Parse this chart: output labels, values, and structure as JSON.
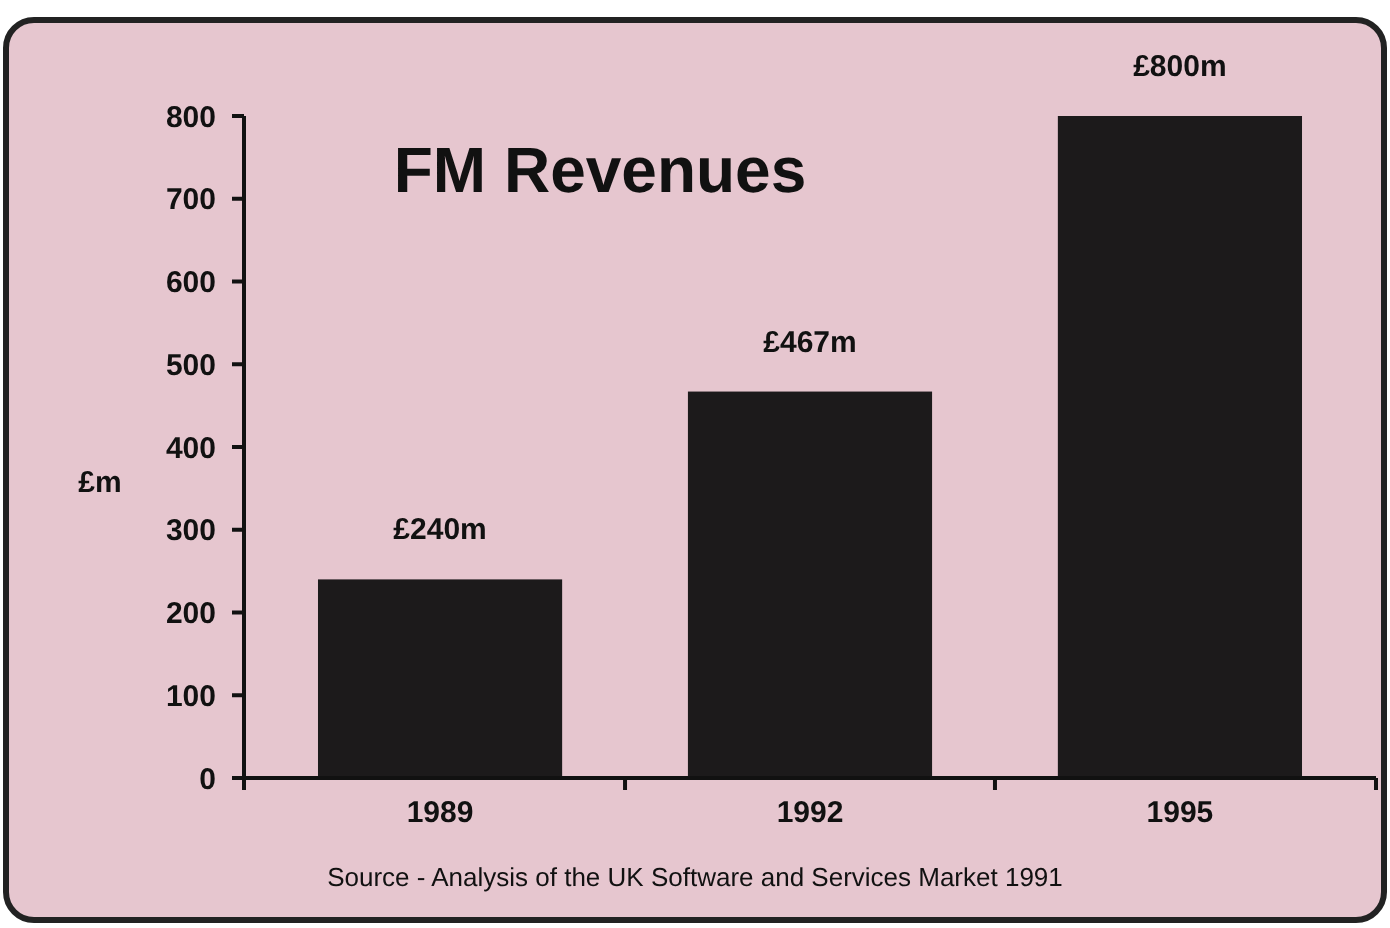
{
  "chart_data": {
    "type": "bar",
    "title": "FM Revenues",
    "ylabel": "£m",
    "categories": [
      "1989",
      "1992",
      "1995"
    ],
    "values": [
      240,
      467,
      800
    ],
    "value_labels": [
      "£240m",
      "£467m",
      "£800m"
    ],
    "color": "#1c1a1b",
    "ylim": [
      0,
      800
    ],
    "yticks": [
      0,
      100,
      200,
      300,
      400,
      500,
      600,
      700,
      800
    ],
    "grid": false,
    "annotations": [
      "Source - Analysis of the UK Software and Services Market 1991"
    ]
  }
}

--

**AIM:**
Send back the data above word for word, with the pictures left out.

**FINAL ANSWER:**
Parse this chart: output labels, values, and structure as JSON.
{
  "chart_data": {
    "type": "bar",
    "title": "FM Revenues",
    "ylabel": "£m",
    "categories": [
      "1989",
      "1992",
      "1995"
    ],
    "values": [
      240,
      467,
      800
    ],
    "value_labels": [
      "£240m",
      "£467m",
      "£800m"
    ],
    "color": "#1c1a1b",
    "ylim": [
      0,
      800
    ],
    "yticks": [
      0,
      100,
      200,
      300,
      400,
      500,
      600,
      700,
      800
    ],
    "grid": false,
    "annotations": [
      "Source - Analysis of the UK Software and Services Market 1991"
    ]
  }
}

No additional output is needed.